▸ WHAT YOU SHOULD DO
Give the data again, word for word.

———

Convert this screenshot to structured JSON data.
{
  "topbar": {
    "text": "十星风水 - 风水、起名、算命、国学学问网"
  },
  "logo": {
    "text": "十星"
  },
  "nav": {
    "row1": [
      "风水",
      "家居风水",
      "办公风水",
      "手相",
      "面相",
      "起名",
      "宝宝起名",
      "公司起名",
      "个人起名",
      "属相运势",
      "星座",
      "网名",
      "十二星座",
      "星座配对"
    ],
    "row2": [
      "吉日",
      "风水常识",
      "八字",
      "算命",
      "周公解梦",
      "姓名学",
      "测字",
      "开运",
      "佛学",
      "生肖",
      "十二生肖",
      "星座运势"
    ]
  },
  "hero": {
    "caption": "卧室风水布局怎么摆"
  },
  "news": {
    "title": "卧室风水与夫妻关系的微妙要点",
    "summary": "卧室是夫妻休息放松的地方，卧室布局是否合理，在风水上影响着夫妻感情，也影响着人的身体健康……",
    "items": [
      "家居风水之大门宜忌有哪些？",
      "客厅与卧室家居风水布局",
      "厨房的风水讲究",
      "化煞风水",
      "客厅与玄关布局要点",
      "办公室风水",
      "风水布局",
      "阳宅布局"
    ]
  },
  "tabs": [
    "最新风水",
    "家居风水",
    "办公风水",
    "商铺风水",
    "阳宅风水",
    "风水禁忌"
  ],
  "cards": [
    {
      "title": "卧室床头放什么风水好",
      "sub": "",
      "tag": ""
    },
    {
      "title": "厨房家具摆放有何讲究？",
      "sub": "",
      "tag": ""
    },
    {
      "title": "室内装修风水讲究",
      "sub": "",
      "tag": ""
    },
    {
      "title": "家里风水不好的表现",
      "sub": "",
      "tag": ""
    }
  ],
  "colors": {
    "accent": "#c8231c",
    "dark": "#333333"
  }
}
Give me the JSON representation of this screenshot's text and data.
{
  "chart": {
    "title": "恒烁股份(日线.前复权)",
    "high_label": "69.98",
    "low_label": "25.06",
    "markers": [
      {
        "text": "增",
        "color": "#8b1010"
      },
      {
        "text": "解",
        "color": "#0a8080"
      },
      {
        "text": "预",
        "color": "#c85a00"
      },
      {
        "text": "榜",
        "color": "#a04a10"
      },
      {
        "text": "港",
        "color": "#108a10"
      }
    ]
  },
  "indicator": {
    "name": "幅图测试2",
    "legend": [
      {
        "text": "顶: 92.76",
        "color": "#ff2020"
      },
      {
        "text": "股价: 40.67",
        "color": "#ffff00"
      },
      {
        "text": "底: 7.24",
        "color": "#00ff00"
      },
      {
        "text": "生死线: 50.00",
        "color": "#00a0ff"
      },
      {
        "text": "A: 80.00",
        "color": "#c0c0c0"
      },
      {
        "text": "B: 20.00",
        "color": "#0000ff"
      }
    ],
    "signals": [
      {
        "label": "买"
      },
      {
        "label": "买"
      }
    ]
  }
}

———

▸ OUTPUT FOR THIS TASK
Convert this screenshot to structured JSON data.
{
  "topbar": {
    "text": "十星风水 - 风水、起名、算命、国学学问网"
  },
  "logo": {
    "text": "十星"
  },
  "nav": {
    "row1": [
      "风水",
      "家居风水",
      "办公风水",
      "手相",
      "面相",
      "起名",
      "宝宝起名",
      "公司起名",
      "个人起名",
      "属相运势",
      "星座",
      "网名",
      "十二星座",
      "星座配对"
    ],
    "row2": [
      "吉日",
      "风水常识",
      "八字",
      "算命",
      "周公解梦",
      "姓名学",
      "测字",
      "开运",
      "佛学",
      "生肖",
      "十二生肖",
      "星座运势"
    ]
  },
  "hero": {
    "caption": "卧室风水布局怎么摆"
  },
  "news": {
    "title": "卧室风水与夫妻关系的微妙要点",
    "summary": "卧室是夫妻休息放松的地方，卧室布局是否合理，在风水上影响着夫妻感情，也影响着人的身体健康……",
    "items": [
      "家居风水之大门宜忌有哪些？",
      "客厅与卧室家居风水布局",
      "厨房的风水讲究",
      "化煞风水",
      "客厅与玄关布局要点",
      "办公室风水",
      "风水布局",
      "阳宅布局"
    ]
  },
  "tabs": [
    "最新风水",
    "家居风水",
    "办公风水",
    "商铺风水",
    "阳宅风水",
    "风水禁忌"
  ],
  "cards": [
    {
      "title": "卧室床头放什么风水好",
      "sub": "",
      "tag": ""
    },
    {
      "title": "厨房家具摆放有何讲究？",
      "sub": "",
      "tag": ""
    },
    {
      "title": "室内装修风水讲究",
      "sub": "",
      "tag": ""
    },
    {
      "title": "家里风水不好的表现",
      "sub": "",
      "tag": ""
    }
  ],
  "colors": {
    "accent": "#c8231c",
    "dark": "#333333"
  }
}
Give me the JSON representation of this screenshot's text and data.
{
  "chart": {
    "title": "恒烁股份(日线.前复权)",
    "high_label": "69.98",
    "low_label": "25.06",
    "markers": [
      {
        "text": "增",
        "color": "#8b1010"
      },
      {
        "text": "解",
        "color": "#0a8080"
      },
      {
        "text": "预",
        "color": "#c85a00"
      },
      {
        "text": "榜",
        "color": "#a04a10"
      },
      {
        "text": "港",
        "color": "#108a10"
      }
    ]
  },
  "indicator": {
    "name": "幅图测试2",
    "legend": [
      {
        "text": "顶: 92.76",
        "color": "#ff2020"
      },
      {
        "text": "股价: 40.67",
        "color": "#ffff00"
      },
      {
        "text": "底: 7.24",
        "color": "#00ff00"
      },
      {
        "text": "生死线: 50.00",
        "color": "#00a0ff"
      },
      {
        "text": "A: 80.00",
        "color": "#c0c0c0"
      },
      {
        "text": "B: 20.00",
        "color": "#0000ff"
      }
    ],
    "signals": [
      {
        "label": "买"
      },
      {
        "label": "买"
      }
    ]
  }
}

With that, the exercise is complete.